What to work on:
Reproduce the material below verbatim, from the line containing "Where is each" up to and including the line containing "y-axis-label: Cost xyxy=(289,57,378,101)", and nothing more.

Supplied records:
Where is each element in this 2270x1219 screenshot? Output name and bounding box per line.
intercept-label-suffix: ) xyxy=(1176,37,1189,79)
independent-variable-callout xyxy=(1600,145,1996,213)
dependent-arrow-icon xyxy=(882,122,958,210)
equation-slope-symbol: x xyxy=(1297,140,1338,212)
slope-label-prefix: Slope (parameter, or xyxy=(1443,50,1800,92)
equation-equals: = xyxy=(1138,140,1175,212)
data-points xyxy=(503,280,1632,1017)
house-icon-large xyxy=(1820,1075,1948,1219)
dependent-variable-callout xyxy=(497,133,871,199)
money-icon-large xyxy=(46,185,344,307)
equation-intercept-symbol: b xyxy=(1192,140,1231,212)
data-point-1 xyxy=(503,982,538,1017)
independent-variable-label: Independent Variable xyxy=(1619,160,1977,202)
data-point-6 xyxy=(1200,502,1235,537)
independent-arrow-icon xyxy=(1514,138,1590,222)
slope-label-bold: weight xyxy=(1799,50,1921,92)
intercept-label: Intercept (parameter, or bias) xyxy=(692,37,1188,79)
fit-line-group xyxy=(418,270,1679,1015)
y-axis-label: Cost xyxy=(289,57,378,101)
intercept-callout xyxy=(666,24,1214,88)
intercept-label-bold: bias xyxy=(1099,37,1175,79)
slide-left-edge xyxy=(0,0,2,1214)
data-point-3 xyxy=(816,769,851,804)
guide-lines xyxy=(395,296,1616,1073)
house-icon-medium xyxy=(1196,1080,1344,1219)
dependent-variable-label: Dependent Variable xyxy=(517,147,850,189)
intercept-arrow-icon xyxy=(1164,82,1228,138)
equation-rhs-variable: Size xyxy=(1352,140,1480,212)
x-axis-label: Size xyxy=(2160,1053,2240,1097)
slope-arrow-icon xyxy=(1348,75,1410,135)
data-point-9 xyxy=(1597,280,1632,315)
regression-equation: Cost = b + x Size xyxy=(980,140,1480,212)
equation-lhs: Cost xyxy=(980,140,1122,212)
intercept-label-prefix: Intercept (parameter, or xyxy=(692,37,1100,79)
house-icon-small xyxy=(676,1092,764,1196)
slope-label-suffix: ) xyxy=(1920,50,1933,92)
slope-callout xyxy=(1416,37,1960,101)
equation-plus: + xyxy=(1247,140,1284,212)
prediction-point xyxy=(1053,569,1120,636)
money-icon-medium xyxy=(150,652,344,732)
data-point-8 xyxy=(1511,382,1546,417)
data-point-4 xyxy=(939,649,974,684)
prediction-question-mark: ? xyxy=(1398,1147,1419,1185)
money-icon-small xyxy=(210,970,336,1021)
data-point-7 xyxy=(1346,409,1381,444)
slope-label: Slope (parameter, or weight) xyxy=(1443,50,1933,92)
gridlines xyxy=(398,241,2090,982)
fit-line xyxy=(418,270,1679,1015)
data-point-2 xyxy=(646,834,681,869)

---

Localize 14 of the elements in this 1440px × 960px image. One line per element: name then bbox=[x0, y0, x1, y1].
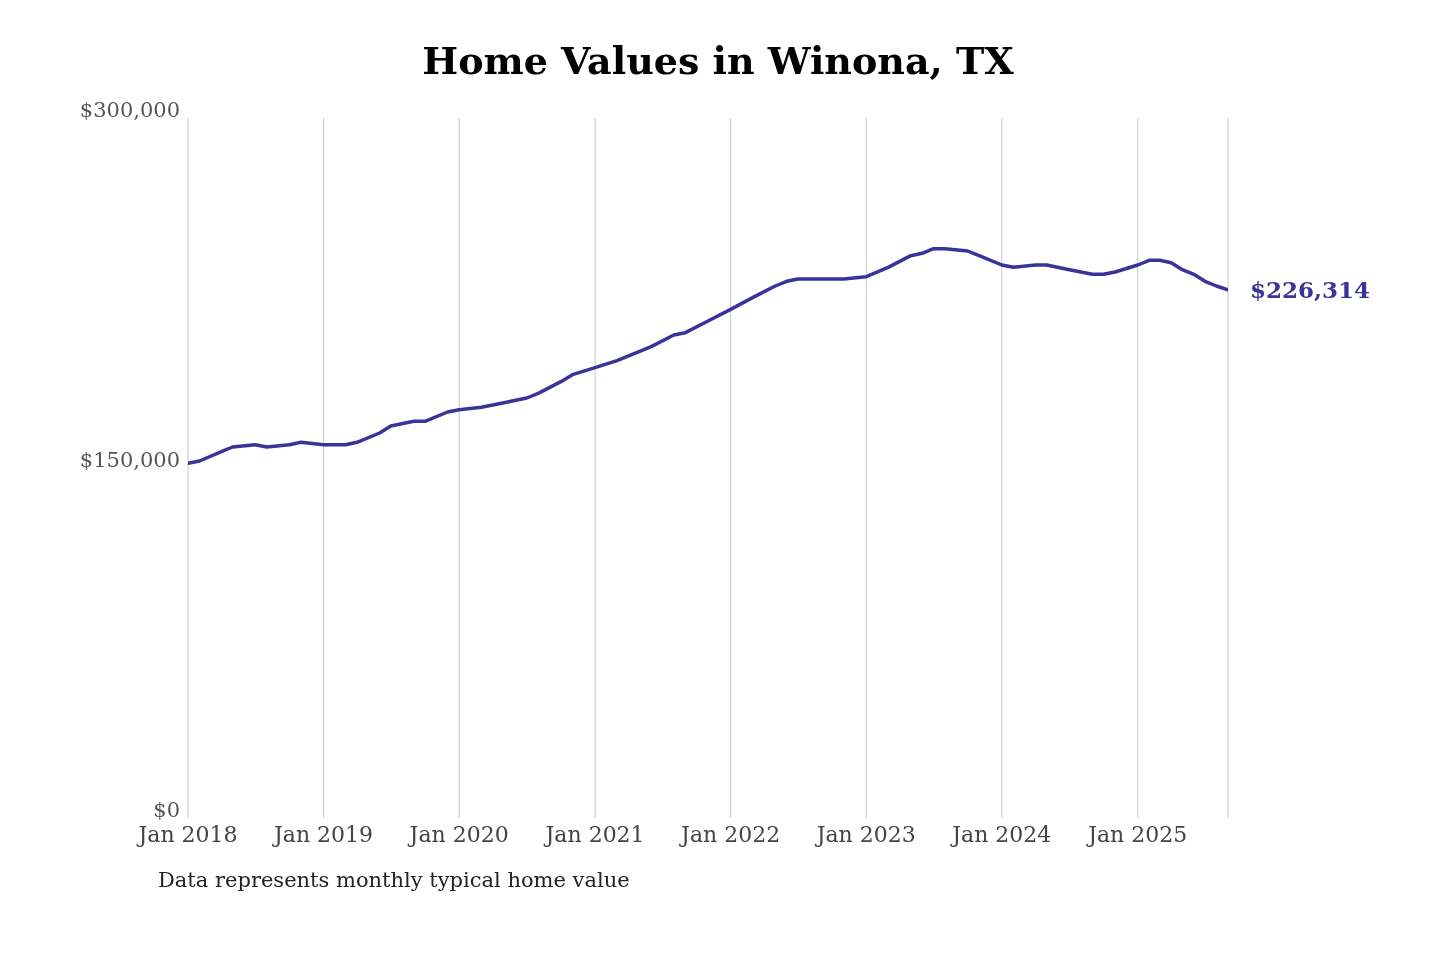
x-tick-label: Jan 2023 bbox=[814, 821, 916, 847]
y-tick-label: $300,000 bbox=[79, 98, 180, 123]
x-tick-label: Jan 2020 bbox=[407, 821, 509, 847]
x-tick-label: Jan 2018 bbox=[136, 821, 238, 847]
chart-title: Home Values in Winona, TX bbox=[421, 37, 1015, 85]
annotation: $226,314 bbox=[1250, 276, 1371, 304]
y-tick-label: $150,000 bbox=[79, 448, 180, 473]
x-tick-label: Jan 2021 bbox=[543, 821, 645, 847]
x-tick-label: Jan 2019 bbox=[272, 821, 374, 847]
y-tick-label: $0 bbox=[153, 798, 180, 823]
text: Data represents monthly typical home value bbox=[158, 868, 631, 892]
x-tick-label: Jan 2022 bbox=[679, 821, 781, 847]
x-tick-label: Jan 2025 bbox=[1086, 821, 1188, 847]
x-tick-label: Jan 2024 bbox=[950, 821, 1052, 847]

Correct answer:
Where is each element in this 2270x1219 screenshot? Output name and bounding box per line.
intercept-label-suffix: ) xyxy=(1176,37,1189,79)
independent-variable-callout xyxy=(1600,145,1996,213)
dependent-arrow-icon xyxy=(882,122,958,210)
equation-slope-symbol: x xyxy=(1297,140,1338,212)
slope-label-prefix: Slope (parameter, or xyxy=(1443,50,1800,92)
equation-equals: = xyxy=(1138,140,1175,212)
data-points xyxy=(503,280,1632,1017)
house-icon-large xyxy=(1820,1075,1948,1219)
dependent-variable-callout xyxy=(497,133,871,199)
money-icon-large xyxy=(46,185,344,307)
equation-intercept-symbol: b xyxy=(1192,140,1231,212)
data-point-1 xyxy=(503,982,538,1017)
independent-variable-label: Independent Variable xyxy=(1619,160,1977,202)
data-point-6 xyxy=(1200,502,1235,537)
independent-arrow-icon xyxy=(1514,138,1590,222)
slope-label-bold: weight xyxy=(1799,50,1921,92)
intercept-label: Intercept (parameter, or bias) xyxy=(692,37,1188,79)
fit-line-group xyxy=(418,270,1679,1015)
y-axis-label: Cost xyxy=(289,57,378,101)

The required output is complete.